Task to carry out: Write out the material exactly. Do not include the pictures.

Data shown:

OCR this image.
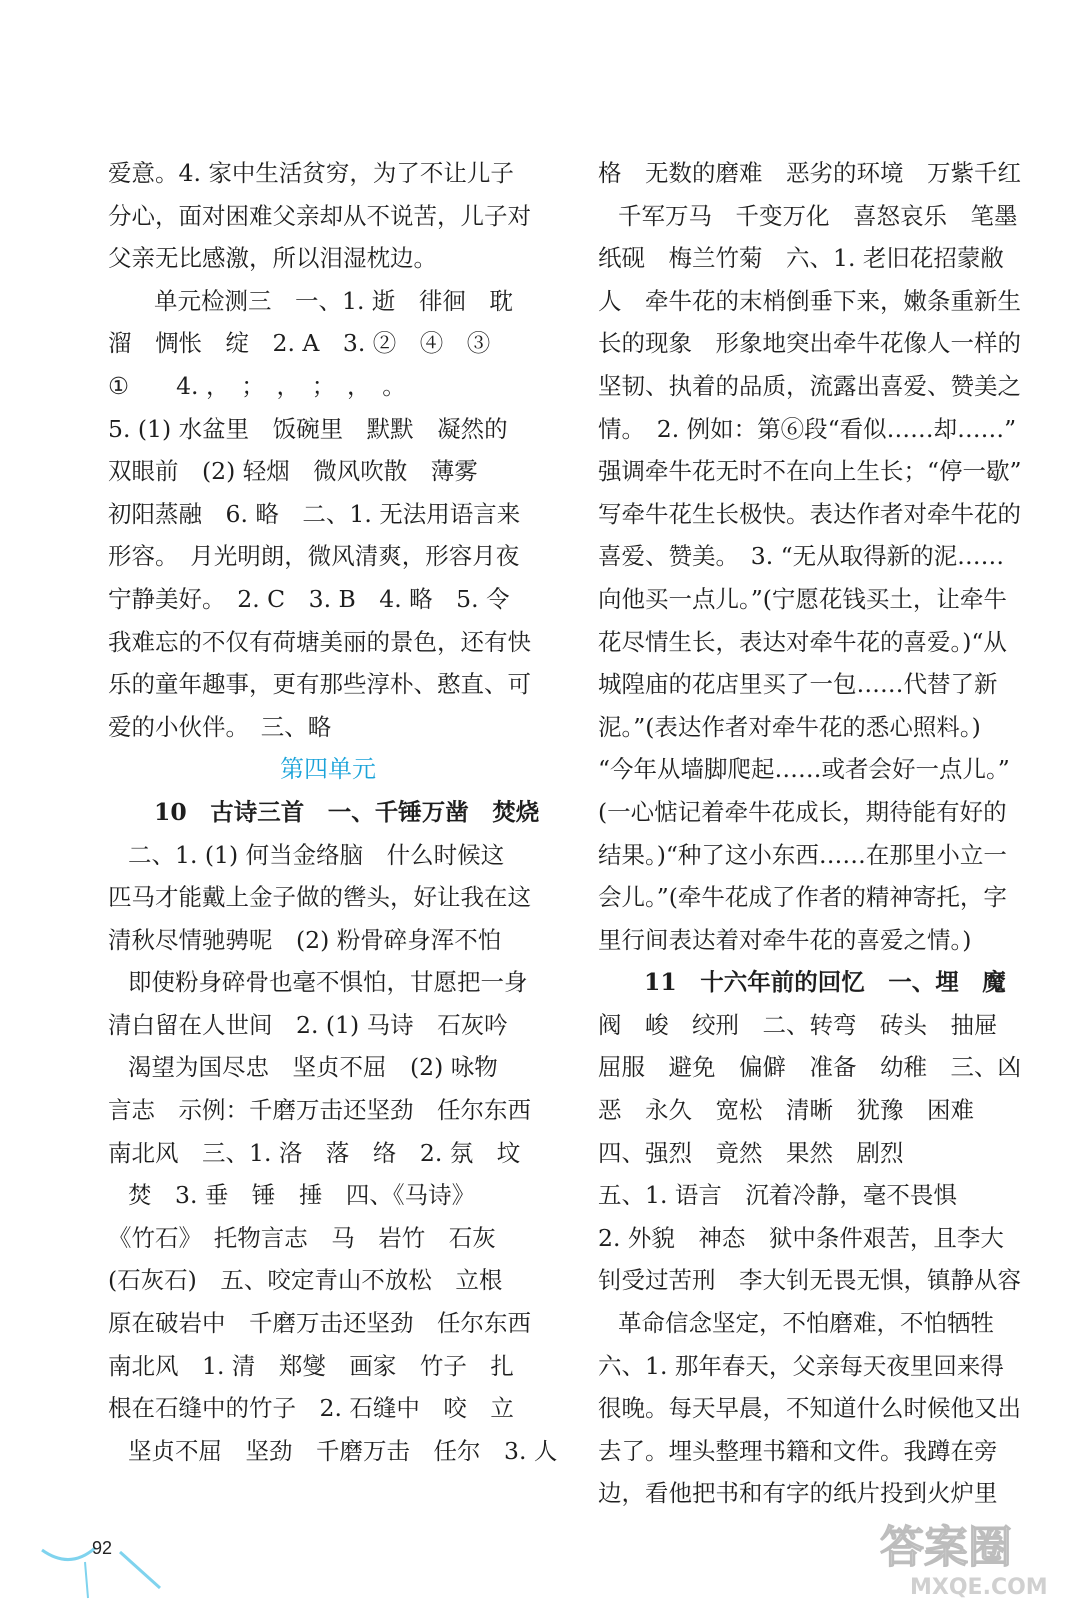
爱意。4. 家中生活贫穷，为了不让儿子
分心，面对困难父亲却从不说苦，儿子对
父亲无比感激，所以泪湿枕边。
单元检测三　一、1. 逝　徘徊　耽
溜　惆怅　绽　2. A　3. ②　④　③
①　　4. ，　；　，　；　，　。
5. (1) 水盆里　饭碗里　默默　凝然的
双眼前　(2) 轻烟　微风吹散　薄雾
初阳蒸融　6. 略　二、1. 无法用语言来
形容。　月光明朗，微风清爽，形容月夜
宁静美好。　2. C　3. B　4. 略　5. 令
我难忘的不仅有荷塘美丽的景色，还有快
乐的童年趣事，更有那些淳朴、憨直、可
爱的小伙伴。　三、略
第四单元
10　古诗三首　一、千锤万凿　焚烧
二、1. (1) 何当金络脑　什么时候这
匹马才能戴上金子做的辔头，好让我在这
清秋尽情驰骋呢　(2) 粉骨碎身浑不怕
即使粉身碎骨也毫不惧怕，甘愿把一身
清白留在人世间　2. (1) 马诗　石灰吟
渴望为国尽忠　坚贞不屈　(2) 咏物
言志　示例：千磨万击还坚劲　任尔东西
南北风　三、1. 洛　落　络　2. 氛　坟
焚　3. 垂　锤　捶　四、《马诗》
《竹石》　托物言志　马　岩竹　石灰
(石灰石)　五、咬定青山不放松　立根
原在破岩中　千磨万击还坚劲　任尔东西
南北风　1. 清　郑燮　画家　竹子　扎
根在石缝中的竹子　2. 石缝中　咬　立
坚贞不屈　坚劲　千磨万击　任尔　3. 人
格　无数的磨难　恶劣的环境　万紫千红
千军万马　千变万化　喜怒哀乐　笔墨
纸砚　梅兰竹菊　六、1. 老旧花招蒙敝
人　牵牛花的末梢倒垂下来，嫩条重新生
长的现象　形象地突出牵牛花像人一样的
坚韧、执着的品质，流露出喜爱、赞美之
情。　2. 例如：第⑥段“看似……却……”
强调牵牛花无时不在向上生长；“停一歇”
写牵牛花生长极快。表达作者对牵牛花的
喜爱、赞美。　3. “无从取得新的泥……
向他买一点儿。”(宁愿花钱买土，让牵牛
花尽情生长，表达对牵牛花的喜爱。)“从
城隍庙的花店里买了一包……代替了新
泥。”(表达作者对牵牛花的悉心照料。)
“今年从墙脚爬起……或者会好一点儿。”
(一心惦记着牵牛花成长，期待能有好的
结果。)“种了这小东西……在那里小立一
会儿。”(牵牛花成了作者的精神寄托，字
里行间表达着对牵牛花的喜爱之情。)
11　十六年前的回忆　一、埋　魔
阀　峻　绞刑　二、转弯　砖头　抽屉
屈服　避免　偏僻　准备　幼稚　三、凶
恶　永久　宽松　清晰　犹豫　困难
四、强烈　竟然　果然　剧烈
五、1. 语言　沉着冷静，毫不畏惧
2. 外貌　神态　狱中条件艰苦，且李大
钊受过苦刑　李大钊无畏无惧，镇静从容
革命信念坚定，不怕磨难，不怕牺牲
六、1. 那年春天，父亲每天夜里回来得
很晚。每天早晨，不知道什么时候他又出
去了。埋头整理书籍和文件。我蹲在旁
边，看他把书和有字的纸片投到火炉里
92	答案圈
MXQE.COM
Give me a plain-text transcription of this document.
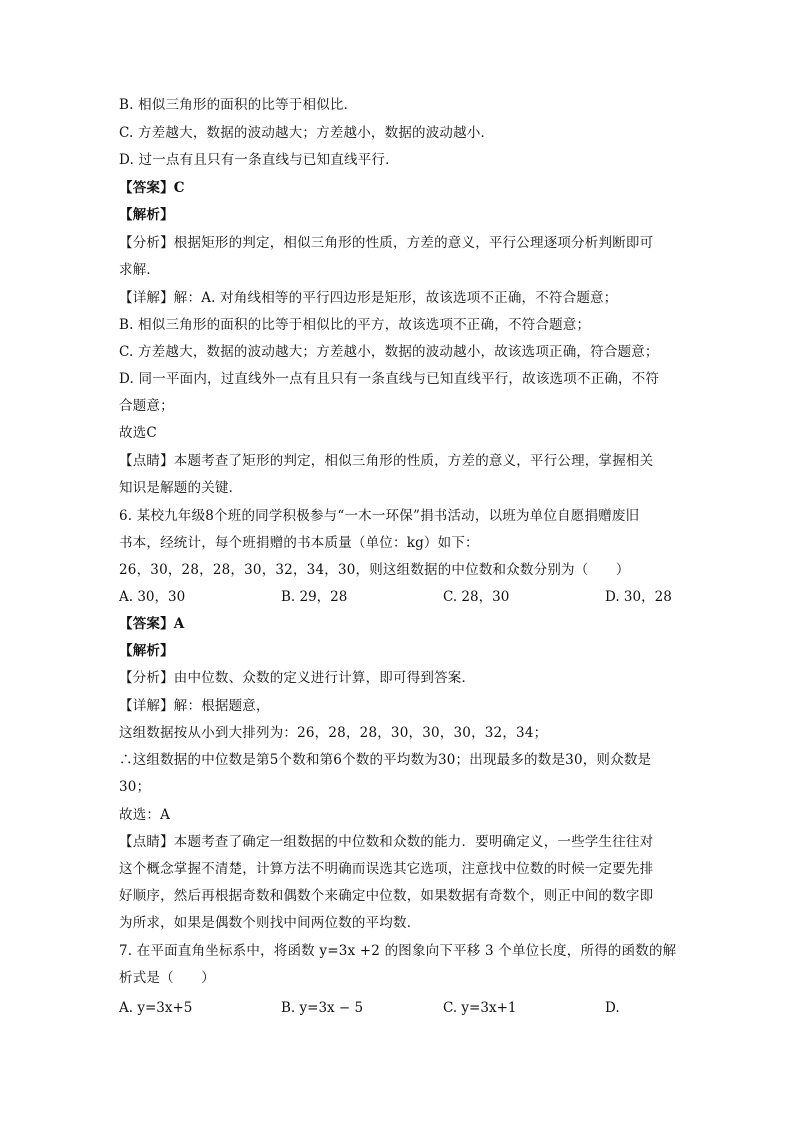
B. 相似三角形的面积的比等于相似比．
C. 方差越大，数据的波动越大；方差越小，数据的波动越小．
D. 过一点有且只有一条直线与已知直线平行．
【答案】C
【解析】
【分析】根据矩形的判定，相似三角形的性质，方差的意义，平行公理逐项分析判断即可
求解．
【详解】解：A. 对角线相等的平行四边形是矩形，故该选项不正确，不符合题意；
B. 相似三角形的面积的比等于相似比的平方，故该选项不正确，不符合题意；
C. 方差越大，数据的波动越大；方差越小，数据的波动越小，故该选项正确，符合题意；
D. 同一平面内，过直线外一点有且只有一条直线与已知直线平行，故该选项不正确，不符
合题意；
故选C
【点睛】本题考查了矩形的判定，相似三角形的性质，方差的意义，平行公理，掌握相关
知识是解题的关键．
6. 某校九年级8个班的同学积极参与“一木一环保”捐书活动，以班为单位自愿捐赠废旧
书本，经统计，每个班捐赠的书本质量（单位：kg）如下：
26，30，28，28，30，32，34，30，则这组数据的中位数和众数分别为（　　）
A. 30，30	B. 29，28	C. 28，30	D. 30，28
【答案】A
【解析】
【分析】由中位数、众数的定义进行计算，即可得到答案．
【详解】解：根据题意，
这组数据按从小到大排列为：26，28，28，30，30，30，32，34；
∴这组数据的中位数是第5个数和第6个数的平均数为30；出现最多的数是30，则众数是
30；
故选：A
【点睛】本题考查了确定一组数据的中位数和众数的能力．要明确定义，一些学生往往对
这个概念掌握不清楚，计算方法不明确而误选其它选项，注意找中位数的时候一定要先排
好顺序，然后再根据奇数和偶数个来确定中位数，如果数据有奇数个，则正中间的数字即
为所求，如果是偶数个则找中间两位数的平均数．
7. 在平面直角坐标系中，将函数 y=3x +2 的图象向下平移 3 个单位长度，所得的函数的解
析式是（　　）
A. y=3x+5	B. y=3x − 5	C. y=3x+1	D.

Solved problem:
OCR this image.
爱意。4. 家中生活贫穷，为了不让儿子
分心，面对困难父亲却从不说苦，儿子对
父亲无比感激，所以泪湿枕边。
单元检测三　一、1. 逝　徘徊　耽
溜　惆怅　绽　2. A　3. ②　④　③
①　　4. ，　；　，　；　，　。
5. (1) 水盆里　饭碗里　默默　凝然的
双眼前　(2) 轻烟　微风吹散　薄雾
初阳蒸融　6. 略　二、1. 无法用语言来
形容。　月光明朗，微风清爽，形容月夜
宁静美好。　2. C　3. B　4. 略　5. 令
我难忘的不仅有荷塘美丽的景色，还有快
乐的童年趣事，更有那些淳朴、憨直、可
爱的小伙伴。　三、略
第四单元
10　古诗三首　一、千锤万凿　焚烧
二、1. (1) 何当金络脑　什么时候这
匹马才能戴上金子做的辔头，好让我在这
清秋尽情驰骋呢　(2) 粉骨碎身浑不怕
即使粉身碎骨也毫不惧怕，甘愿把一身
清白留在人世间　2. (1) 马诗　石灰吟
渴望为国尽忠　坚贞不屈　(2) 咏物
言志　示例：千磨万击还坚劲　任尔东西
南北风　三、1. 洛　落　络　2. 氛　坟
焚　3. 垂　锤　捶　四、《马诗》
《竹石》　托物言志　马　岩竹　石灰
(石灰石)　五、咬定青山不放松　立根
原在破岩中　千磨万击还坚劲　任尔东西
南北风　1. 清　郑燮　画家　竹子　扎
根在石缝中的竹子　2. 石缝中　咬　立
坚贞不屈　坚劲　千磨万击　任尔　3. 人
格　无数的磨难　恶劣的环境　万紫千红
千军万马　千变万化　喜怒哀乐　笔墨
纸砚　梅兰竹菊　六、1. 老旧花招蒙敝
人　牵牛花的末梢倒垂下来，嫩条重新生
长的现象　形象地突出牵牛花像人一样的
坚韧、执着的品质，流露出喜爱、赞美之
情。　2. 例如：第⑥段“看似……却……”
强调牵牛花无时不在向上生长；“停一歇”
写牵牛花生长极快。表达作者对牵牛花的
喜爱、赞美。　3. “无从取得新的泥……
向他买一点儿。”(宁愿花钱买土，让牵牛
花尽情生长，表达对牵牛花的喜爱。)“从
城隍庙的花店里买了一包……代替了新
泥。”(表达作者对牵牛花的悉心照料。)
“今年从墙脚爬起……或者会好一点儿。”
(一心惦记着牵牛花成长，期待能有好的
结果。)“种了这小东西……在那里小立一
会儿。”(牵牛花成了作者的精神寄托，字
里行间表达着对牵牛花的喜爱之情。)
11　十六年前的回忆　一、埋　魔
阀　峻　绞刑　二、转弯　砖头　抽屉
屈服　避免　偏僻　准备　幼稚　三、凶
恶　永久　宽松　清晰　犹豫　困难
四、强烈　竟然　果然　剧烈
五、1. 语言　沉着冷静，毫不畏惧
2. 外貌　神态　狱中条件艰苦，且李大
钊受过苦刑　李大钊无畏无惧，镇静从容
革命信念坚定，不怕磨难，不怕牺牲
六、1. 那年春天，父亲每天夜里回来得
很晚。每天早晨，不知道什么时候他又出
去了。埋头整理书籍和文件。我蹲在旁
边，看他把书和有字的纸片投到火炉里
92	答案圈
MXQE.COM
Give me a plain-text transcription of this document.
B. 相似三角形的面积的比等于相似比．
C. 方差越大，数据的波动越大；方差越小，数据的波动越小．
D. 过一点有且只有一条直线与已知直线平行．
【答案】C
【解析】
【分析】根据矩形的判定，相似三角形的性质，方差的意义，平行公理逐项分析判断即可
求解．
【详解】解：A. 对角线相等的平行四边形是矩形，故该选项不正确，不符合题意；
B. 相似三角形的面积的比等于相似比的平方，故该选项不正确，不符合题意；
C. 方差越大，数据的波动越大；方差越小，数据的波动越小，故该选项正确，符合题意；
D. 同一平面内，过直线外一点有且只有一条直线与已知直线平行，故该选项不正确，不符
合题意；
故选C
【点睛】本题考查了矩形的判定，相似三角形的性质，方差的意义，平行公理，掌握相关
知识是解题的关键．
6. 某校九年级8个班的同学积极参与“一木一环保”捐书活动，以班为单位自愿捐赠废旧
书本，经统计，每个班捐赠的书本质量（单位：kg）如下：
26，30，28，28，30，32，34，30，则这组数据的中位数和众数分别为（　　）
A. 30，30	B. 29，28	C. 28，30	D. 30，28
【答案】A
【解析】
【分析】由中位数、众数的定义进行计算，即可得到答案．
【详解】解：根据题意，
这组数据按从小到大排列为：26，28，28，30，30，30，32，34；
∴这组数据的中位数是第5个数和第6个数的平均数为30；出现最多的数是30，则众数是
30；
故选：A
【点睛】本题考查了确定一组数据的中位数和众数的能力．要明确定义，一些学生往往对
这个概念掌握不清楚，计算方法不明确而误选其它选项，注意找中位数的时候一定要先排
好顺序，然后再根据奇数和偶数个来确定中位数，如果数据有奇数个，则正中间的数字即
为所求，如果是偶数个则找中间两位数的平均数．
7. 在平面直角坐标系中，将函数 y=3x +2 的图象向下平移 3 个单位长度，所得的函数的解
析式是（　　）
A. y=3x+5	B. y=3x − 5	C. y=3x+1	D.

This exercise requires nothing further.